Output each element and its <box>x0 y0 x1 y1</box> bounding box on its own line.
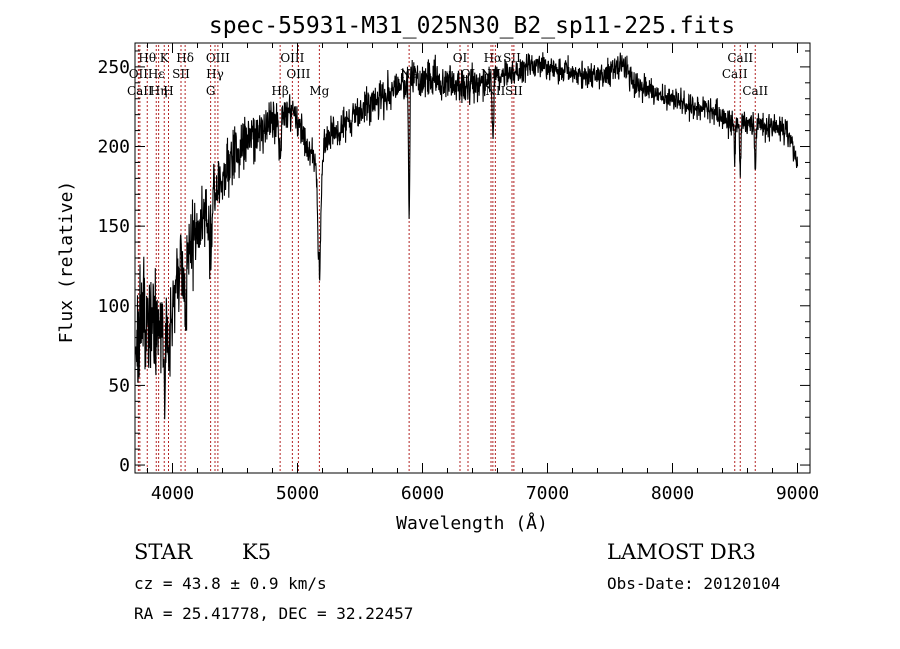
x-tick-label: 6000 <box>401 483 444 504</box>
line-marker-label: SII <box>505 84 523 98</box>
redshift-text: cz = 43.8 ± 0.9 km/s <box>134 574 327 593</box>
line-marker-label: CaII <box>727 51 753 65</box>
coordinates-text: RA = 25.41778, DEC = 32.22457 <box>134 604 414 623</box>
line-marker-label: Hη <box>150 84 168 98</box>
line-marker-label: Hθ <box>138 51 156 65</box>
spectral-subclass: K5 <box>242 540 272 564</box>
line-marker-label: OII <box>129 67 149 81</box>
chart-title: spec-55931-M31_025N30_B2_sp11-225.fits <box>209 13 735 39</box>
line-marker-label: CaII <box>127 84 153 98</box>
spectrum-chart: spec-55931-M31_025N30_B2_sp11-225.fits F… <box>56 13 819 534</box>
x-tick-label: 8000 <box>651 483 694 504</box>
line-marker-label: OIII <box>206 51 230 65</box>
line-marker-label: OI <box>453 51 468 65</box>
line-marker-label: Hβ <box>271 84 288 98</box>
y-tick-label: 200 <box>97 137 130 158</box>
line-marker-label: NII <box>485 84 505 98</box>
object-class: STAR <box>134 540 193 564</box>
plot-frame <box>134 42 811 474</box>
spectrum-series <box>134 52 799 420</box>
x-tick-label: 7000 <box>526 483 569 504</box>
line-marker-label: SII <box>172 67 190 81</box>
y-tick-label: 150 <box>97 216 130 237</box>
line-marker-label: CaII <box>722 67 748 81</box>
spectrum-line <box>134 52 799 420</box>
line-marker-label: Hδ <box>176 51 194 65</box>
y-tick-label: 250 <box>97 57 130 78</box>
line-marker-label: CaII <box>742 84 768 98</box>
x-tick-label: 4000 <box>151 483 194 504</box>
line-marker-label: K <box>160 51 170 65</box>
line-marker-label: Mg <box>309 84 329 98</box>
survey-name: LAMOST DR3 <box>607 540 756 564</box>
line-markers: Hθ OII CaII K Hε Hη Hδ SII H OIII Hγ G OIII OIII Hβ Mg N… <box>127 45 768 473</box>
x-tick-label: 5000 <box>276 483 319 504</box>
axis-ticks: 4000 5000 6000 7000 8000 9000 0 50 100 150 200 250 <box>97 43 819 504</box>
line-marker-label: H <box>163 84 173 98</box>
y-axis-label: Flux (relative) <box>56 181 77 344</box>
y-tick-label: 0 <box>119 455 130 476</box>
y-tick-label: 100 <box>97 296 130 317</box>
observation-date: Obs-Date: 20120104 <box>607 574 781 593</box>
line-marker-label: Hγ <box>206 67 224 81</box>
line-marker-label: OIII <box>286 67 310 81</box>
line-marker-label: Hα <box>484 51 503 65</box>
line-marker-label: G <box>206 84 216 98</box>
x-axis-label: Wavelength (Å) <box>396 512 548 534</box>
x-tick-label: 9000 <box>776 483 819 504</box>
line-marker-label: OIII <box>280 51 304 65</box>
line-marker-label: Hε <box>148 67 165 81</box>
y-tick-label: 50 <box>108 375 130 396</box>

_ _ _

**YOUR TASK:** Reproduce every line of the listing above verbatim, omitting the picture.

**EXERCISE ANSWER:**
Output each element and its <box>x0 y0 x1 y1</box> bounding box on its own line.
x-tick-label: 6000 <box>401 483 444 504</box>
line-marker-label: SII <box>505 84 523 98</box>
redshift-text: cz = 43.8 ± 0.9 km/s <box>134 574 327 593</box>
line-marker-label: CaII <box>727 51 753 65</box>
coordinates-text: RA = 25.41778, DEC = 32.22457 <box>134 604 414 623</box>
line-marker-label: Hη <box>150 84 168 98</box>
line-marker-label: Hθ <box>138 51 156 65</box>
spectral-subclass: K5 <box>242 540 272 564</box>
line-marker-label: OII <box>129 67 149 81</box>
chart-title: spec-55931-M31_025N30_B2_sp11-225.fits <box>209 13 735 39</box>
line-marker-label: CaII <box>127 84 153 98</box>
spectrum-chart: spec-55931-M31_025N30_B2_sp11-225.fits F… <box>56 13 819 534</box>
x-tick-label: 8000 <box>651 483 694 504</box>
line-marker-label: OIII <box>206 51 230 65</box>
line-marker-label: OI <box>453 51 468 65</box>
line-marker-label: Hβ <box>271 84 288 98</box>
y-tick-label: 200 <box>97 137 130 158</box>
line-marker-label: NII <box>485 84 505 98</box>
object-class: STAR <box>134 540 193 564</box>
plot-frame <box>134 42 811 474</box>
spectrum-series <box>134 52 799 420</box>
x-tick-label: 7000 <box>526 483 569 504</box>
line-marker-label: SII <box>172 67 190 81</box>
y-tick-label: 150 <box>97 216 130 237</box>
line-marker-label: CaII <box>722 67 748 81</box>
spectrum-line <box>134 52 799 420</box>
line-marker-label: Hδ <box>176 51 194 65</box>
y-tick-label: 250 <box>97 57 130 78</box>
line-marker-label: CaII <box>742 84 768 98</box>
x-tick-label: 4000 <box>151 483 194 504</box>
line-marker-label: K <box>160 51 170 65</box>
line-marker-label: Mg <box>309 84 329 98</box>
survey-name: LAMOST DR3 <box>607 540 756 564</box>
line-markers: Hθ OII CaII K Hε Hη Hδ SII H OIII Hγ G OIII OIII Hβ Mg N… <box>127 45 768 473</box>
x-tick-label: 5000 <box>276 483 319 504</box>
axis-ticks: 4000 5000 6000 7000 8000 9000 0 50 100 150 200 250 <box>97 43 819 504</box>
line-marker-label: H <box>163 84 173 98</box>
y-axis-label: Flux (relative) <box>56 181 77 344</box>
y-tick-label: 0 <box>119 455 130 476</box>
y-tick-label: 100 <box>97 296 130 317</box>
observation-date: Obs-Date: 20120104 <box>607 574 781 593</box>
line-marker-label: Hγ <box>206 67 224 81</box>
line-marker-label: OIII <box>286 67 310 81</box>
line-marker-label: Hα <box>484 51 503 65</box>
line-marker-label: G <box>206 84 216 98</box>
x-axis-label: Wavelength (Å) <box>396 512 548 534</box>
x-tick-label: 9000 <box>776 483 819 504</box>
line-marker-label: OIII <box>280 51 304 65</box>
line-marker-label: Hε <box>148 67 165 81</box>
y-tick-label: 50 <box>108 375 130 396</box>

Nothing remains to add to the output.